***** DATA IN THIS EXERCISE *****

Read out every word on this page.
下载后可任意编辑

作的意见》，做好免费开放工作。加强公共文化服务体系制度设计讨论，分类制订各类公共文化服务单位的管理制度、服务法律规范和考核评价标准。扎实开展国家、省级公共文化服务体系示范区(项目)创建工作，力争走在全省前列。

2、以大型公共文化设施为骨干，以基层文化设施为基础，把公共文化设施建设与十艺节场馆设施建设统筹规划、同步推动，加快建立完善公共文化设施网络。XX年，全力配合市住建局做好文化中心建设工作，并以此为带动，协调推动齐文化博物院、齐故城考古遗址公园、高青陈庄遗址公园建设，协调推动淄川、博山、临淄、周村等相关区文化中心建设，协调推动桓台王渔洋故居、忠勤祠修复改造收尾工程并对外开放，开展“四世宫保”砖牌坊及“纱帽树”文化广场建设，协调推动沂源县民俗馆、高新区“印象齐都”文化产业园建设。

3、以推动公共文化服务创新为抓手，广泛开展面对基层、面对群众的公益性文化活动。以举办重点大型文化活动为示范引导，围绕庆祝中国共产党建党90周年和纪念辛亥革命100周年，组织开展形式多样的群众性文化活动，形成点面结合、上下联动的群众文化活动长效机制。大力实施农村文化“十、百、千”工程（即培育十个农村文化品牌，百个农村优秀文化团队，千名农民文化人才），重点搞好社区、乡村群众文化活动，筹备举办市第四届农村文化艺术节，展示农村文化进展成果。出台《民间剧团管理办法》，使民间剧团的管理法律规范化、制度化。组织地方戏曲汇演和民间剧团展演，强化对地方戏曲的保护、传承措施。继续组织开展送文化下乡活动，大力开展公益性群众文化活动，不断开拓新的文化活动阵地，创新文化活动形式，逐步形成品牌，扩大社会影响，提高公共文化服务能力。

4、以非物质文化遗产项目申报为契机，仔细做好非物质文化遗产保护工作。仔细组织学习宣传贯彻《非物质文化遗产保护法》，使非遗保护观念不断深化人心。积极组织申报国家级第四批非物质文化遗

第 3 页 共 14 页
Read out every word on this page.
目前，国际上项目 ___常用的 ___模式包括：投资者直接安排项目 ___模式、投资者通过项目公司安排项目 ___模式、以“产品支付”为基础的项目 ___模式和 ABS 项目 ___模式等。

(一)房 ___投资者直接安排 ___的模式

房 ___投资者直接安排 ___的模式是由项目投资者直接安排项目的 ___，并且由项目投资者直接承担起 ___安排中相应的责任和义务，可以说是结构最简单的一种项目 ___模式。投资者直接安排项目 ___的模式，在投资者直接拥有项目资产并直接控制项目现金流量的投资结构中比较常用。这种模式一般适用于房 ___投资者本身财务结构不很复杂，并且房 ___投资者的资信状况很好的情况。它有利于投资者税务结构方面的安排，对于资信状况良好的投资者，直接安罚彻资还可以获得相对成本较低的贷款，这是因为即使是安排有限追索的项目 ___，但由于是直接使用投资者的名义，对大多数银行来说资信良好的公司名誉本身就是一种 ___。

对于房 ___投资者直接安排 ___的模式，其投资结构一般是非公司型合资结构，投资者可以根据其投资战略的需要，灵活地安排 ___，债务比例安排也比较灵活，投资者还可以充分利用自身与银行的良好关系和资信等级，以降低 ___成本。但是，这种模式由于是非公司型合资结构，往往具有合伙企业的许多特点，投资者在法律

*****

__WHAT THIS TASK INVOLVES__
Write out all the records above again, exactly as they stand.

__FULL RESPONSE__
Read out every word on this page.
下载后可任意编辑

作的意见》，做好免费开放工作。加强公共文化服务体系制度设计讨论，分类制订各类公共文化服务单位的管理制度、服务法律规范和考核评价标准。扎实开展国家、省级公共文化服务体系示范区(项目)创建工作，力争走在全省前列。

2、以大型公共文化设施为骨干，以基层文化设施为基础，把公共文化设施建设与十艺节场馆设施建设统筹规划、同步推动，加快建立完善公共文化设施网络。XX年，全力配合市住建局做好文化中心建设工作，并以此为带动，协调推动齐文化博物院、齐故城考古遗址公园、高青陈庄遗址公园建设，协调推动淄川、博山、临淄、周村等相关区文化中心建设，协调推动桓台王渔洋故居、忠勤祠修复改造收尾工程并对外开放，开展“四世宫保”砖牌坊及“纱帽树”文化广场建设，协调推动沂源县民俗馆、高新区“印象齐都”文化产业园建设。

3、以推动公共文化服务创新为抓手，广泛开展面对基层、面对群众的公益性文化活动。以举办重点大型文化活动为示范引导，围绕庆祝中国共产党建党90周年和纪念辛亥革命100周年，组织开展形式多样的群众性文化活动，形成点面结合、上下联动的群众文化活动长效机制。大力实施农村文化“十、百、千”工程（即培育十个农村文化品牌，百个农村优秀文化团队，千名农民文化人才），重点搞好社区、乡村群众文化活动，筹备举办市第四届农村文化艺术节，展示农村文化进展成果。出台《民间剧团管理办法》，使民间剧团的管理法律规范化、制度化。组织地方戏曲汇演和民间剧团展演，强化对地方戏曲的保护、传承措施。继续组织开展送文化下乡活动，大力开展公益性群众文化活动，不断开拓新的文化活动阵地，创新文化活动形式，逐步形成品牌，扩大社会影响，提高公共文化服务能力。

4、以非物质文化遗产项目申报为契机，仔细做好非物质文化遗产保护工作。仔细组织学习宣传贯彻《非物质文化遗产保护法》，使非遗保护观念不断深化人心。积极组织申报国家级第四批非物质文化遗

第 3 页 共 14 页
Read out every word on this page.
目前，国际上项目 ___常用的 ___模式包括：投资者直接安排项目 ___模式、投资者通过项目公司安排项目 ___模式、以“产品支付”为基础的项目 ___模式和 ABS 项目 ___模式等。

(一)房 ___投资者直接安排 ___的模式

房 ___投资者直接安排 ___的模式是由项目投资者直接安排项目的 ___，并且由项目投资者直接承担起 ___安排中相应的责任和义务，可以说是结构最简单的一种项目 ___模式。投资者直接安排项目 ___的模式，在投资者直接拥有项目资产并直接控制项目现金流量的投资结构中比较常用。这种模式一般适用于房 ___投资者本身财务结构不很复杂，并且房 ___投资者的资信状况很好的情况。它有利于投资者税务结构方面的安排，对于资信状况良好的投资者，直接安罚彻资还可以获得相对成本较低的贷款，这是因为即使是安排有限追索的项目 ___，但由于是直接使用投资者的名义，对大多数银行来说资信良好的公司名誉本身就是一种 ___。

对于房 ___投资者直接安排 ___的模式，其投资结构一般是非公司型合资结构，投资者可以根据其投资战略的需要，灵活地安排 ___，债务比例安排也比较灵活，投资者还可以充分利用自身与银行的良好关系和资信等级，以降低 ___成本。但是，这种模式由于是非公司型合资结构，往往具有合伙企业的许多特点，投资者在法律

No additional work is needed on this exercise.